**WHAT YOU WILL DO**.
The answer should be each line from the entries below that has the word "subtitle" in it.

**EXTRACTED DATA**.
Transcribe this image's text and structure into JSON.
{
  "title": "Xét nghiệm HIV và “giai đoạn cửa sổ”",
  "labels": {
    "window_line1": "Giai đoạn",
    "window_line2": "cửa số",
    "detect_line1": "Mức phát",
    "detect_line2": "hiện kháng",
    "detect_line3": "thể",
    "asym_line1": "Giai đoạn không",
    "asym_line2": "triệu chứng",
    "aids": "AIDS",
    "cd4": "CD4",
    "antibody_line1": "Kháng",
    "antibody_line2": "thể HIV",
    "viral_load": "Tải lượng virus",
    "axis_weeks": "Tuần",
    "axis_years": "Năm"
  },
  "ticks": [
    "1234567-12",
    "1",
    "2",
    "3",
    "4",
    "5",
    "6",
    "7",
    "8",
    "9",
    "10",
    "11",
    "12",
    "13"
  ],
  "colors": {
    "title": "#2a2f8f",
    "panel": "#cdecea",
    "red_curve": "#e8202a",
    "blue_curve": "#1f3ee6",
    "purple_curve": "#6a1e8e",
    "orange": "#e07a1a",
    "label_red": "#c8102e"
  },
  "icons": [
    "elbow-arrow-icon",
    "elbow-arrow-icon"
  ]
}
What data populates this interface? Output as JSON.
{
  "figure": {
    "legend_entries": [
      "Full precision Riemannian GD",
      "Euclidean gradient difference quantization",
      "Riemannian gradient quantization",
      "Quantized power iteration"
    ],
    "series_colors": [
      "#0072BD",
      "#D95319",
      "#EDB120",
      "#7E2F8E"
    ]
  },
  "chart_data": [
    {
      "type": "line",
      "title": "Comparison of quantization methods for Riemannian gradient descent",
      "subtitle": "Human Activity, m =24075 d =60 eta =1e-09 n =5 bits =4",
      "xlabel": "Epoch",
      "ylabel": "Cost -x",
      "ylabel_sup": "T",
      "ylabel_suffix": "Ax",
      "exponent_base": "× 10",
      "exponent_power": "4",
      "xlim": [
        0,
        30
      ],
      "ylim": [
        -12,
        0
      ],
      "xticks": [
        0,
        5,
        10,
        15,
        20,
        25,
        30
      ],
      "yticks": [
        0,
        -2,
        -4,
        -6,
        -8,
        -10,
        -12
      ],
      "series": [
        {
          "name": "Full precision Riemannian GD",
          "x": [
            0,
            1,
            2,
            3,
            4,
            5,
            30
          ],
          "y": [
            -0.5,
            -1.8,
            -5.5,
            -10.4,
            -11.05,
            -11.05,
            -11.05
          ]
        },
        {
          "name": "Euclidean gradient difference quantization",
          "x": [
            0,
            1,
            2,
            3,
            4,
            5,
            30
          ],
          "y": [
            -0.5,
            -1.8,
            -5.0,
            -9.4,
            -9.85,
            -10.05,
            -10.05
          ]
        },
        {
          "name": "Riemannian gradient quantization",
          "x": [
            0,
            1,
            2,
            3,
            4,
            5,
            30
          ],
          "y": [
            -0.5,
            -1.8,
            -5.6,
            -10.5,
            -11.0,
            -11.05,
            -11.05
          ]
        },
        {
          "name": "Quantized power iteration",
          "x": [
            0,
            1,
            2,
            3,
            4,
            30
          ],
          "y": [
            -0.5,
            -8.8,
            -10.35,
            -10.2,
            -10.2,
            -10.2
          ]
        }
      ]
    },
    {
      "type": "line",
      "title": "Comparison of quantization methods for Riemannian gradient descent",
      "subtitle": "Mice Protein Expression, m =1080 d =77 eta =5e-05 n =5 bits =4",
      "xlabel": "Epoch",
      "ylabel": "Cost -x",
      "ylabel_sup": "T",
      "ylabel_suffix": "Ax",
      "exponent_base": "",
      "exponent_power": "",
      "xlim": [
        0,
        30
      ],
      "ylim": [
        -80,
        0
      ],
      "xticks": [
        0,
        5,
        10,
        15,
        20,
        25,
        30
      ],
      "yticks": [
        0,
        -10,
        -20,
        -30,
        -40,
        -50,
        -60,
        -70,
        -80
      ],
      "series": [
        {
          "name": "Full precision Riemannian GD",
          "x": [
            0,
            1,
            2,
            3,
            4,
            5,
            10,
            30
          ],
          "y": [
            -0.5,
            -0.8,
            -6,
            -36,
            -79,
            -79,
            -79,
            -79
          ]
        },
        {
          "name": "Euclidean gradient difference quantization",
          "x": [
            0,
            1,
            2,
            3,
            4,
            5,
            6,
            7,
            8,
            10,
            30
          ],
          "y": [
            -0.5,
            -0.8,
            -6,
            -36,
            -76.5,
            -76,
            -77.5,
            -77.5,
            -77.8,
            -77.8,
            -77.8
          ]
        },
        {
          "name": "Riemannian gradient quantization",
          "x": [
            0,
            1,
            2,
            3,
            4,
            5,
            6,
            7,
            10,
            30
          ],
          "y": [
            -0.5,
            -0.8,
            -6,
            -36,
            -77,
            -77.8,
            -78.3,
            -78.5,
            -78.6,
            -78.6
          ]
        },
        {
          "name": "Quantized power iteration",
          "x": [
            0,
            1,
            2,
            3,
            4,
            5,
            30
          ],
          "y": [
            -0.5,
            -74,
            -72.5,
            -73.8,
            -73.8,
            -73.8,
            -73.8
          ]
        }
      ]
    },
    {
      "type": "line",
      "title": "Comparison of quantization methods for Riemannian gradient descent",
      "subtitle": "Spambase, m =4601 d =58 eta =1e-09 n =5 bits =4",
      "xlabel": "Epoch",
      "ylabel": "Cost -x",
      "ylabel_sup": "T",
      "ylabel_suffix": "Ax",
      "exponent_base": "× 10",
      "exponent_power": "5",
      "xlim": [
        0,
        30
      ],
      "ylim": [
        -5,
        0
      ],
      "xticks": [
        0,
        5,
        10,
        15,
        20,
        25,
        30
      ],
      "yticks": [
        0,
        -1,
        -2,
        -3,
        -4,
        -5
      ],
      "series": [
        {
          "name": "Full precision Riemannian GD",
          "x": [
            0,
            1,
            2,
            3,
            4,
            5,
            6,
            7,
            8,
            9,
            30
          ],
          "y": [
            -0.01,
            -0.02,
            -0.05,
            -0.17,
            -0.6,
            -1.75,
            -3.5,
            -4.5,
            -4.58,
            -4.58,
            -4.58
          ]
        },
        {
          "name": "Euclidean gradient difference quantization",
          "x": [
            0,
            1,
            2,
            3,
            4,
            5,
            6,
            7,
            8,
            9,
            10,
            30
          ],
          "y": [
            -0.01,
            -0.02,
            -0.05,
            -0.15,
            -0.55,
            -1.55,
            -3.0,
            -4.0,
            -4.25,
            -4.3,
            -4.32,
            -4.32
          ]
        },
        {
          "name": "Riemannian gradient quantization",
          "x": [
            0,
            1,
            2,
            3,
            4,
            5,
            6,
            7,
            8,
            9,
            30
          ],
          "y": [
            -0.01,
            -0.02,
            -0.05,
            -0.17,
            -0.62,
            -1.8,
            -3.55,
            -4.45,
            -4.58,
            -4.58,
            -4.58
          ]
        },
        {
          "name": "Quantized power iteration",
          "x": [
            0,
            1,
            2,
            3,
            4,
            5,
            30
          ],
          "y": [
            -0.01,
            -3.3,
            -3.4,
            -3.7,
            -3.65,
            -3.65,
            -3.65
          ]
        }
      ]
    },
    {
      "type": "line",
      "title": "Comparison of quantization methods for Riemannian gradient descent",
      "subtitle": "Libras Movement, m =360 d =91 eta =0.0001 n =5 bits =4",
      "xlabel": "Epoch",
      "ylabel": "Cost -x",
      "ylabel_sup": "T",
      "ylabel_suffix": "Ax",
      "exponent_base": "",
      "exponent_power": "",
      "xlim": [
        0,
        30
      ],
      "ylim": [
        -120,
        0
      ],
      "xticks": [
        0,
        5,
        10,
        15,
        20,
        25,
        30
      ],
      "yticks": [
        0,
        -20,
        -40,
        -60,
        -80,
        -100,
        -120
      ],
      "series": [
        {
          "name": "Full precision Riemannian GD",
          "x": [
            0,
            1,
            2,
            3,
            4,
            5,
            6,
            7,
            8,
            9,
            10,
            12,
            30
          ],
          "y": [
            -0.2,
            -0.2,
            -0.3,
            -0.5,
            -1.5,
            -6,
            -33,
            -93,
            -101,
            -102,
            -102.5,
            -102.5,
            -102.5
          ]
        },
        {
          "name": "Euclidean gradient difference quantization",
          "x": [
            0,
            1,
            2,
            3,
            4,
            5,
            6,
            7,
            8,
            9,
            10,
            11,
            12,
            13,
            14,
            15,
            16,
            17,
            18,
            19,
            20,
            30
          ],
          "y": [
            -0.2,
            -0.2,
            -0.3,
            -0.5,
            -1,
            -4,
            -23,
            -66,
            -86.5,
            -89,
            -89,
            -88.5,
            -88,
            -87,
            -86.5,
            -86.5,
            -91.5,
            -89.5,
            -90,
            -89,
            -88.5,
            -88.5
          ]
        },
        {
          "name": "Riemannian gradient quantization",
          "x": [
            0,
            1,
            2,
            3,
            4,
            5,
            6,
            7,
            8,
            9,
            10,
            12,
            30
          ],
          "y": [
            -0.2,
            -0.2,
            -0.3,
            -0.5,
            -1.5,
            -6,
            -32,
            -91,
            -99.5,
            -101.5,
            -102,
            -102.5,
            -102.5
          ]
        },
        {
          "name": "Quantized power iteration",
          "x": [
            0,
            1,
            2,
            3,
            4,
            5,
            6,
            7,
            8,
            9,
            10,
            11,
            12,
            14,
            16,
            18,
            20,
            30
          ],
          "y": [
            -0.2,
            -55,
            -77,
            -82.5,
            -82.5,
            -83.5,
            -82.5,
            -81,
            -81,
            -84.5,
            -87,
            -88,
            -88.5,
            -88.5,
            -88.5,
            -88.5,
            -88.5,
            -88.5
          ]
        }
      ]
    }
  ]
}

**EXERCISE OUTPUT**.
      "subtitle": "Human Activity, m =24075 d =60 eta =1e-09 n =5 bits =4",
      "subtitle": "Mice Protein Expression, m =1080 d =77 eta =5e-05 n =5 bits =4",
      "subtitle": "Spambase, m =4601 d =58 eta =1e-09 n =5 bits =4",
      "subtitle": "Libras Movement, m =360 d =91 eta =0.0001 n =5 bits =4",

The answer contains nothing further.